Written task: Gather up every line that includes the string "Answer".
★ ★ ★
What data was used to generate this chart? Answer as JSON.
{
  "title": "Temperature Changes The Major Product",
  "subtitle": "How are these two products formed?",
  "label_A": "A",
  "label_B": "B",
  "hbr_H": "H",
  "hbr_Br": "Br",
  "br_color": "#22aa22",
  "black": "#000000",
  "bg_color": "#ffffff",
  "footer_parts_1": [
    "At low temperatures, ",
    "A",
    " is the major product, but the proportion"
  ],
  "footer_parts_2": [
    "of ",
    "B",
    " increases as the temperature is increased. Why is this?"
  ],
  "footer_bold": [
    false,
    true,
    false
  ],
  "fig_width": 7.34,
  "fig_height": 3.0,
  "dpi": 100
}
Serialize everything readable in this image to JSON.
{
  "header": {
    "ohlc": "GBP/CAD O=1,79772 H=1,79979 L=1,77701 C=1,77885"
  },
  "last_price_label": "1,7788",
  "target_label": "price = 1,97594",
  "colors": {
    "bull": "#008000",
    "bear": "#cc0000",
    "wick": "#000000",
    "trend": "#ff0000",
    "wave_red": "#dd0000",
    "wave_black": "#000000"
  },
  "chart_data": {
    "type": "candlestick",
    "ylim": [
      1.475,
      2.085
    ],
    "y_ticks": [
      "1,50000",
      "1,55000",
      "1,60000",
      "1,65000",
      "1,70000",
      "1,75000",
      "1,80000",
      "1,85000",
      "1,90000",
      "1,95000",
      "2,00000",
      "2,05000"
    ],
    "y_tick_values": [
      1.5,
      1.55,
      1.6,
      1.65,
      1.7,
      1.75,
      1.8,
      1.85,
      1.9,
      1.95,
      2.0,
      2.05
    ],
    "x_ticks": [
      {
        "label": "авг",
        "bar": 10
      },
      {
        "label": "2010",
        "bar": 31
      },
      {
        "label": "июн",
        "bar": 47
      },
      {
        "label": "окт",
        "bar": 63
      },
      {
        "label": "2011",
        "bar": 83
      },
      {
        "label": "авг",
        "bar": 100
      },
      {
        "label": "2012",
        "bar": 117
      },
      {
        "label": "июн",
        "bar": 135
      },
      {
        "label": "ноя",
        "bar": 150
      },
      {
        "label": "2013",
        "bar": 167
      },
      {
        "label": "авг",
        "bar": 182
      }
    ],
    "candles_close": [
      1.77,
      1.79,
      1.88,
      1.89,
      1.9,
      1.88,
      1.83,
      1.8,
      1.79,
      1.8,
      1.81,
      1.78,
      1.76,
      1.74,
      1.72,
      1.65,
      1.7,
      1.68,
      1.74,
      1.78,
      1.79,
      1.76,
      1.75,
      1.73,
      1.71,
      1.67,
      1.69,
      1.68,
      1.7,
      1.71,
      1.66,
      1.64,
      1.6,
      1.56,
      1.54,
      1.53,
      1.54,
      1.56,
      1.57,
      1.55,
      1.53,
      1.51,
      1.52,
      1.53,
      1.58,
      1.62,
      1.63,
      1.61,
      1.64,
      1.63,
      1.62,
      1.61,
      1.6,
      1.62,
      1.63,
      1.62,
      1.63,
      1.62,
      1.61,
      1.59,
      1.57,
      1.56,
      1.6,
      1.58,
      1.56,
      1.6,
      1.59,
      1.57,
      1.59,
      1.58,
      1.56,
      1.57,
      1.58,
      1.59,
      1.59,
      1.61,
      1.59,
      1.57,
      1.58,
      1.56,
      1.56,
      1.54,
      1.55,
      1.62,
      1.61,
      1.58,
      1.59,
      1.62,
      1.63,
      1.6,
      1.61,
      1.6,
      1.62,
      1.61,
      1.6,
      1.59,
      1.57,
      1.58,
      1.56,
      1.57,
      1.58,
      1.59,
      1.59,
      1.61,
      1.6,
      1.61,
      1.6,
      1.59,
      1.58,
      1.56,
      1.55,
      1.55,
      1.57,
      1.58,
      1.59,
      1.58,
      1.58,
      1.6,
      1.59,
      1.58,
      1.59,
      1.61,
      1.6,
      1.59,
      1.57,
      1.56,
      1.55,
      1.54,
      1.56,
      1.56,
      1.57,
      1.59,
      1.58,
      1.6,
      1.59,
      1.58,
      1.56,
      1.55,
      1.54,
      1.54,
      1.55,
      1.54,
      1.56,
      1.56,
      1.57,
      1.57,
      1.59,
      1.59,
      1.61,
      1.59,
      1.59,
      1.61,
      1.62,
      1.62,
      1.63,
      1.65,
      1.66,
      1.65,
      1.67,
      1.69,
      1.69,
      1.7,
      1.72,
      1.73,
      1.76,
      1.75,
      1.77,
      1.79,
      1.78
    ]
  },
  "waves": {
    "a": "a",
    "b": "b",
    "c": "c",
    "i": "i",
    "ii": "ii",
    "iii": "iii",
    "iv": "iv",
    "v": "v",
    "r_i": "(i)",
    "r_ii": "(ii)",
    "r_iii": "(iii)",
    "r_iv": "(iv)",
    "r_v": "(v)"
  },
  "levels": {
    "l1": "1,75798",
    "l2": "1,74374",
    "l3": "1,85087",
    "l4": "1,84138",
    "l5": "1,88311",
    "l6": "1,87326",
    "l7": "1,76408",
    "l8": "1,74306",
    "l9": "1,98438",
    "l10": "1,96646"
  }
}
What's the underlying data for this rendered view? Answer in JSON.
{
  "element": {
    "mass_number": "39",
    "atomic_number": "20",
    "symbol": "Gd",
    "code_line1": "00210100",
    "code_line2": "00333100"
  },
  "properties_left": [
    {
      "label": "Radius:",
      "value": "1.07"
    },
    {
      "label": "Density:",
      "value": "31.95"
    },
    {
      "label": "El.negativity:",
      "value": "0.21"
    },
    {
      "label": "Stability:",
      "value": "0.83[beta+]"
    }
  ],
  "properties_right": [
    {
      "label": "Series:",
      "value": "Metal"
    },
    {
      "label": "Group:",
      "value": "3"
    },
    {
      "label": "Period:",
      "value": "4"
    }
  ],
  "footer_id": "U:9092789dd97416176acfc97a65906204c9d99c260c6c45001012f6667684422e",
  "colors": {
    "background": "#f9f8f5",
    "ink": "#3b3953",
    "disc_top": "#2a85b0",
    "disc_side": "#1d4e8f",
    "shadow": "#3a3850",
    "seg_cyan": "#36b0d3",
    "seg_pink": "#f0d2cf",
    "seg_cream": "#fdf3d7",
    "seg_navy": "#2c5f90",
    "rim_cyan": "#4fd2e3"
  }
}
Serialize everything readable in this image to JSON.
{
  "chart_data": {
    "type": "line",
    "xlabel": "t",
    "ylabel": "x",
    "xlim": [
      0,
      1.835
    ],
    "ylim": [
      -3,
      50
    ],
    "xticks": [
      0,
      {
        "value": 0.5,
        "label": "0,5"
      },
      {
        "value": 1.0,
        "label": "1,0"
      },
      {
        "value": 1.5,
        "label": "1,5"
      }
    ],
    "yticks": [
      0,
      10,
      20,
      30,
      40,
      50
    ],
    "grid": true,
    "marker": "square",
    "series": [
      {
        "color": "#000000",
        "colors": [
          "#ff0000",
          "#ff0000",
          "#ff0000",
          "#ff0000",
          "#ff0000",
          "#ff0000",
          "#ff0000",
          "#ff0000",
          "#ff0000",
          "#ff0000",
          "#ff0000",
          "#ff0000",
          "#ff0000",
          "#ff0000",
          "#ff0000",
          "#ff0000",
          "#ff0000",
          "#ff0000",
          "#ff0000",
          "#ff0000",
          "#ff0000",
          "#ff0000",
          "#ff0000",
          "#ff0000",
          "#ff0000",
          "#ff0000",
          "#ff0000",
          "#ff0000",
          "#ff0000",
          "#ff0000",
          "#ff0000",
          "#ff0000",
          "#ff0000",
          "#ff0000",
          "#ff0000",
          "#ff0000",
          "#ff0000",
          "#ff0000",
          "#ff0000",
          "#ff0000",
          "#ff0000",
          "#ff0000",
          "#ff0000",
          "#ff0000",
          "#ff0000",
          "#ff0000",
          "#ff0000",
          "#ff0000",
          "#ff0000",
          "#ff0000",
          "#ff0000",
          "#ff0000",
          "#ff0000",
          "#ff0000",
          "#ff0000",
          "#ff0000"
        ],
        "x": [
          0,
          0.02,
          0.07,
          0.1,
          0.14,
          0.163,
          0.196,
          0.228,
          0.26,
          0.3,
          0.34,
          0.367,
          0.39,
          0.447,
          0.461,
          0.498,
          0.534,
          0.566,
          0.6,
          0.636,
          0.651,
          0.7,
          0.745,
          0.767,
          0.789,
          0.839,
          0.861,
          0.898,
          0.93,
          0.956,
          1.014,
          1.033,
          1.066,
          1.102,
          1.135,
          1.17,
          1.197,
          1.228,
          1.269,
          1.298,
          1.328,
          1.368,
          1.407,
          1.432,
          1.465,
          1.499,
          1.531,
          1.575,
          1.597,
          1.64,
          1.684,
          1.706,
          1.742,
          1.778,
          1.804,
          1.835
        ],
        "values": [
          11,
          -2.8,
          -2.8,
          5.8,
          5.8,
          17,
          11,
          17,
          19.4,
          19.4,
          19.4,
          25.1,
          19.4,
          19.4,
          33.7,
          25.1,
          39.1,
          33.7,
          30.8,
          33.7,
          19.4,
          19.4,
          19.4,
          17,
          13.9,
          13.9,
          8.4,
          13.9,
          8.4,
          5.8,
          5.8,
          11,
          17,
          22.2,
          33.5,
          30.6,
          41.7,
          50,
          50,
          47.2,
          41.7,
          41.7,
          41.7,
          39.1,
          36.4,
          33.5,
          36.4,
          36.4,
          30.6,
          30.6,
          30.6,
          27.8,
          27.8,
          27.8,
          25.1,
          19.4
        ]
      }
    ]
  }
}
★ ★ ★
Output of the task:
What data was used to generate this chart? Answer as JSON.
What's the underlying data for this rendered view? Answer in JSON.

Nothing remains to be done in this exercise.